_Problem details_. Find each line holding "Sint" and copy it out.

_The data_.
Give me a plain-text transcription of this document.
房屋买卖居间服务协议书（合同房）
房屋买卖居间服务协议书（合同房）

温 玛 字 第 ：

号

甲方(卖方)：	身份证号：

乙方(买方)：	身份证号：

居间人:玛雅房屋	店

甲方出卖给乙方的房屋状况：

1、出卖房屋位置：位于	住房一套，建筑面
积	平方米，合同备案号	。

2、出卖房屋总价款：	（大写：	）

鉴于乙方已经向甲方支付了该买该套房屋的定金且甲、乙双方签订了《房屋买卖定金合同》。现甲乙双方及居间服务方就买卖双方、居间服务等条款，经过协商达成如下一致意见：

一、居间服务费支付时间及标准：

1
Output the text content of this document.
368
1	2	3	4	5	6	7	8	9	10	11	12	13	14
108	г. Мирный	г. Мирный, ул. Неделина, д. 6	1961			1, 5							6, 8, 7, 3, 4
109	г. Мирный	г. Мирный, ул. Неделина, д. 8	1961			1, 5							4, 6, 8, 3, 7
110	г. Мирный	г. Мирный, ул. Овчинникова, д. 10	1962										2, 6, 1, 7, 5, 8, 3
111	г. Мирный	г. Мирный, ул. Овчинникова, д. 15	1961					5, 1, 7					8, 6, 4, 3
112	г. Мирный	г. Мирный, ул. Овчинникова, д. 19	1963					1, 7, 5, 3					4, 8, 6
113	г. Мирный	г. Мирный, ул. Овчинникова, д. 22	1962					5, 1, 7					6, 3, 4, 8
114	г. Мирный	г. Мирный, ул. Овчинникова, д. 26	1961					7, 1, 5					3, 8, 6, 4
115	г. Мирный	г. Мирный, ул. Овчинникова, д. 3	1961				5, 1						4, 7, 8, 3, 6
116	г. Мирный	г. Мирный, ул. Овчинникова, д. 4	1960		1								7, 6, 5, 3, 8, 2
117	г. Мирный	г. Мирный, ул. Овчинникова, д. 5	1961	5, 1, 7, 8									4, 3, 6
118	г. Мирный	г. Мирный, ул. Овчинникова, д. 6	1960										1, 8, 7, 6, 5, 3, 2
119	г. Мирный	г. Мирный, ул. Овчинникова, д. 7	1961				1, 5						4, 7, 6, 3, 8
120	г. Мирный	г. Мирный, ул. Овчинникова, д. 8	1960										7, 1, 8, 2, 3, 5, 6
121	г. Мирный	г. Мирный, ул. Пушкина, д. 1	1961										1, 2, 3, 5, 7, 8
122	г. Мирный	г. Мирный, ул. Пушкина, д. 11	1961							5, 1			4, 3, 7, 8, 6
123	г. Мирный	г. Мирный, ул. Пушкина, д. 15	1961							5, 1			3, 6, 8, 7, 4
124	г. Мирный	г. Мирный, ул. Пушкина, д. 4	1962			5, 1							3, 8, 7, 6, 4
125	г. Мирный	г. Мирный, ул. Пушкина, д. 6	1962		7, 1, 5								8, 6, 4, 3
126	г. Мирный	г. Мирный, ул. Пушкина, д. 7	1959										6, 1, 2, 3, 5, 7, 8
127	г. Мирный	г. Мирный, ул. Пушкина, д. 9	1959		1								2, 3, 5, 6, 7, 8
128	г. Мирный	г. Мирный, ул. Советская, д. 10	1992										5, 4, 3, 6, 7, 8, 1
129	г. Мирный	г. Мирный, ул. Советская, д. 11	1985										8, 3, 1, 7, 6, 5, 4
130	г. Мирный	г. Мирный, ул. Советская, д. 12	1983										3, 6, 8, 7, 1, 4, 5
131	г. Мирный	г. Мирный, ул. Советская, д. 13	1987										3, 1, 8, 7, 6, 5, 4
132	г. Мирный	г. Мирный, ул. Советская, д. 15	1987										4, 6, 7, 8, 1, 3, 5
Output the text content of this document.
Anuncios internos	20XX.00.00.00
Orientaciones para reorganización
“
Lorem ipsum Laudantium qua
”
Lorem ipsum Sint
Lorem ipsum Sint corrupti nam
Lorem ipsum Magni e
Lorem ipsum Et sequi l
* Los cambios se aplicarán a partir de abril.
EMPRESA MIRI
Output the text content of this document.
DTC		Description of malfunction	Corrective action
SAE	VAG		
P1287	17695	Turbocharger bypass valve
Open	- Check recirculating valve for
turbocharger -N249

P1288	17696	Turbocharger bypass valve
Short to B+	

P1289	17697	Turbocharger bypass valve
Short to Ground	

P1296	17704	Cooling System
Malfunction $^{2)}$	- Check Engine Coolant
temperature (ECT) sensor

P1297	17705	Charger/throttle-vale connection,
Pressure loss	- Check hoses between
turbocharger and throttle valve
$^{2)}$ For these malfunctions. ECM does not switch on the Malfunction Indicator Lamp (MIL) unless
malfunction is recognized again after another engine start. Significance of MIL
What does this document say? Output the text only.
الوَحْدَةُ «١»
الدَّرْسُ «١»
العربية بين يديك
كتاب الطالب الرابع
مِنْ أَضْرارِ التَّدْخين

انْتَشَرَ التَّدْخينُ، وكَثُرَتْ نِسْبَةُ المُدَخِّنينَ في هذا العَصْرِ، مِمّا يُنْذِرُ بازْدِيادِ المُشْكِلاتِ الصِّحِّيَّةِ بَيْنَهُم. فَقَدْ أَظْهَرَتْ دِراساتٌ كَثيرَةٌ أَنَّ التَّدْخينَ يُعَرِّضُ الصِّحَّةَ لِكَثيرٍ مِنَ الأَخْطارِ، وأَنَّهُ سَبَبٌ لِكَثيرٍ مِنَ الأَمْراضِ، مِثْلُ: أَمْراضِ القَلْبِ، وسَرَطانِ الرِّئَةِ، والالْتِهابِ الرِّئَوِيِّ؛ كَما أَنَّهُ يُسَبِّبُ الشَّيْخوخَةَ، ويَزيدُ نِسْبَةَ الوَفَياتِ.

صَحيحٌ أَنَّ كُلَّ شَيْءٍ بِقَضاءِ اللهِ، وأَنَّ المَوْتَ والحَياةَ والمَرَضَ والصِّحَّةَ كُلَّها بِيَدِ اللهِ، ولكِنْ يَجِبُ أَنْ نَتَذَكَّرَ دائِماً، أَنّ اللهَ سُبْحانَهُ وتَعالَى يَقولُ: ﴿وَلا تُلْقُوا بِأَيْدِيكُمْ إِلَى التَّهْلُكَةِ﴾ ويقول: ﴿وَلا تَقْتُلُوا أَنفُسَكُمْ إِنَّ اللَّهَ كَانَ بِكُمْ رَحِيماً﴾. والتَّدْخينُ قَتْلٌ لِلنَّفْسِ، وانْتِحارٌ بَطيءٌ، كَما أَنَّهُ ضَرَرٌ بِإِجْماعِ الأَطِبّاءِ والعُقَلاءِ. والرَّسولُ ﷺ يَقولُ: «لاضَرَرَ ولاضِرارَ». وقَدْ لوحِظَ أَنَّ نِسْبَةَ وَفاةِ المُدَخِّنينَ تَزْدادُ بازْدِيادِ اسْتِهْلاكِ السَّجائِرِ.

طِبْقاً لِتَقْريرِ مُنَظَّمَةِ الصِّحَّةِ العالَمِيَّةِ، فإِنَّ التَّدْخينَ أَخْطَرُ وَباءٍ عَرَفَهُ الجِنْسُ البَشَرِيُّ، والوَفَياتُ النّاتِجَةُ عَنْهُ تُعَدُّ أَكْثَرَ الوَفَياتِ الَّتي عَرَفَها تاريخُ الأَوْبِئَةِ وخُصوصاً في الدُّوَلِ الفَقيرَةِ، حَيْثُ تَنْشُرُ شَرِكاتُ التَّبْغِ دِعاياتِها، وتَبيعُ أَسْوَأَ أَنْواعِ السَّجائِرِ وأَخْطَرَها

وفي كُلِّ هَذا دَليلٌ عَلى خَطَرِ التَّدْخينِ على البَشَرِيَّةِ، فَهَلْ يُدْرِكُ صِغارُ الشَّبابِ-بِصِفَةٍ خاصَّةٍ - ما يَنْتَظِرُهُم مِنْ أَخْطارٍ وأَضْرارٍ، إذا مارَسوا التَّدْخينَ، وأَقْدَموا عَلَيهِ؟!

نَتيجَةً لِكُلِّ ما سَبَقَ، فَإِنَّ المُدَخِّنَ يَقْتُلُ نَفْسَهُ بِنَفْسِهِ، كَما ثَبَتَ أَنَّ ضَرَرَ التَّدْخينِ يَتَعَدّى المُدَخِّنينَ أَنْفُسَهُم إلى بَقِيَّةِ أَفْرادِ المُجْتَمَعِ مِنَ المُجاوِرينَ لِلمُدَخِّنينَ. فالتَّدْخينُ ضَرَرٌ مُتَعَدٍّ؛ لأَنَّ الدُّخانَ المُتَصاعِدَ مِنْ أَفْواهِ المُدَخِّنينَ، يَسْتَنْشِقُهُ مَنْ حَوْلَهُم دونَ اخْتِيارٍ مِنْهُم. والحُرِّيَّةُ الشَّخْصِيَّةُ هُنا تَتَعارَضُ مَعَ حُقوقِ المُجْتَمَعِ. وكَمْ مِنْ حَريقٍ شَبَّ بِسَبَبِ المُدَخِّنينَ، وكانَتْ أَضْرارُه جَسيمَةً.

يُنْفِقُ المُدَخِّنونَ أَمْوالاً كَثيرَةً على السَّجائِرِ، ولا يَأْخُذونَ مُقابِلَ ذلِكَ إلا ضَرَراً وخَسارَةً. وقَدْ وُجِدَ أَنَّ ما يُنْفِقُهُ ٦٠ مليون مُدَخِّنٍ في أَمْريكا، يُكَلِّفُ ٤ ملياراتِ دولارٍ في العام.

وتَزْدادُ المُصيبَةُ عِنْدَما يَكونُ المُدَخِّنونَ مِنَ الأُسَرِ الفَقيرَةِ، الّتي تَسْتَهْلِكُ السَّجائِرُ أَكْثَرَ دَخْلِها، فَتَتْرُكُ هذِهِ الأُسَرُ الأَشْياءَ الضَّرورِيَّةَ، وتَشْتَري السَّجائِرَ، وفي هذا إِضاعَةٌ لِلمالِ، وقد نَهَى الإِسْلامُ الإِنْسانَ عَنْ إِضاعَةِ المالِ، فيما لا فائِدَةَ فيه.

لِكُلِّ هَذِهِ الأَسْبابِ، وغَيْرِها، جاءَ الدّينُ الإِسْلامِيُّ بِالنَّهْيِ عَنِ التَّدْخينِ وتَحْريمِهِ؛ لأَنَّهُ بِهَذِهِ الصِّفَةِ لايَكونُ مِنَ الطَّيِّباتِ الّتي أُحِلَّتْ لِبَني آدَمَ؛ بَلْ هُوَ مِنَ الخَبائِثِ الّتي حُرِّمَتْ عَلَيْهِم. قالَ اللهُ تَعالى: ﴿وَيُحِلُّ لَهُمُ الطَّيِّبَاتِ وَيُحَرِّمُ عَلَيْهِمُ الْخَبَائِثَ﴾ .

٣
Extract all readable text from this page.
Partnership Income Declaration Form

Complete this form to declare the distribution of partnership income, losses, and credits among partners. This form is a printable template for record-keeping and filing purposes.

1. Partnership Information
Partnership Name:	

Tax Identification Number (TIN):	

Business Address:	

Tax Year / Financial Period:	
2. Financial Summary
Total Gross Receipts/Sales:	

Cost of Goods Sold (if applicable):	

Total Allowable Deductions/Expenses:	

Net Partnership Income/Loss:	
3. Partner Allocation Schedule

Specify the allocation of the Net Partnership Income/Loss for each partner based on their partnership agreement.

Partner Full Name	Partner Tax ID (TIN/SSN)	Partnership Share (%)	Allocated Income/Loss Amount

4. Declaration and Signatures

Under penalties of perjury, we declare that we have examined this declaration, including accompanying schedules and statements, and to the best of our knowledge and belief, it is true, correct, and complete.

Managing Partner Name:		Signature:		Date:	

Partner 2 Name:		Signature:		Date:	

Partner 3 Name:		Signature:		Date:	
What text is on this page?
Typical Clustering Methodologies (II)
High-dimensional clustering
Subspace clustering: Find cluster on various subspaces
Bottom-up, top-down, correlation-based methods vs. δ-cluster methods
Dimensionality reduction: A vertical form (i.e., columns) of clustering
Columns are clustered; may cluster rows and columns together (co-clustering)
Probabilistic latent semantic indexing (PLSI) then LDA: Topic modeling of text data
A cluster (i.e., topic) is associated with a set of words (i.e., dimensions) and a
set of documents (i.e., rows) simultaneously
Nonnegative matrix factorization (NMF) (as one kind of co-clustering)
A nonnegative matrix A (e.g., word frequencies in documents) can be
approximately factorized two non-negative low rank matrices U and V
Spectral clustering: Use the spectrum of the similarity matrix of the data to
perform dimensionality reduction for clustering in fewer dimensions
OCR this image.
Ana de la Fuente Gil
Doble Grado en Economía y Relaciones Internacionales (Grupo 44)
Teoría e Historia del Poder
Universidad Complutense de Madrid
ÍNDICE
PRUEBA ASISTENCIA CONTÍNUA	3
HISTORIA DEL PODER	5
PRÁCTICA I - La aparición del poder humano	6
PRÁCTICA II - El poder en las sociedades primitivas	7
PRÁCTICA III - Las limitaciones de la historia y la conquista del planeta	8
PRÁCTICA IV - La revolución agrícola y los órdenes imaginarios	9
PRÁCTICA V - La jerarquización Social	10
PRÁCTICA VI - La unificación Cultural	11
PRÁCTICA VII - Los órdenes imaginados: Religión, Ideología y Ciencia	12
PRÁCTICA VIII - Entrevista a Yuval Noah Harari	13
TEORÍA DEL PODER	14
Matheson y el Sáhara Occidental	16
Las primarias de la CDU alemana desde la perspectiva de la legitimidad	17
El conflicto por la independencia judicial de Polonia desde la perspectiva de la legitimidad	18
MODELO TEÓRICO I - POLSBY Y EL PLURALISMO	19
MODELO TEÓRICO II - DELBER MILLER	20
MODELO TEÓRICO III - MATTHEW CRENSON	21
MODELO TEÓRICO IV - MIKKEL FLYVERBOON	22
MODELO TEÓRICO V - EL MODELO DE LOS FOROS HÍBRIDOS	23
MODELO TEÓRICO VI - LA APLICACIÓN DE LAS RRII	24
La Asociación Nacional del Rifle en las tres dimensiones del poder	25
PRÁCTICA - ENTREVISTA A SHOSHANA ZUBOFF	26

_Exercise answer_.
Lorem ipsum Sint
Lorem ipsum Sint corrupti nam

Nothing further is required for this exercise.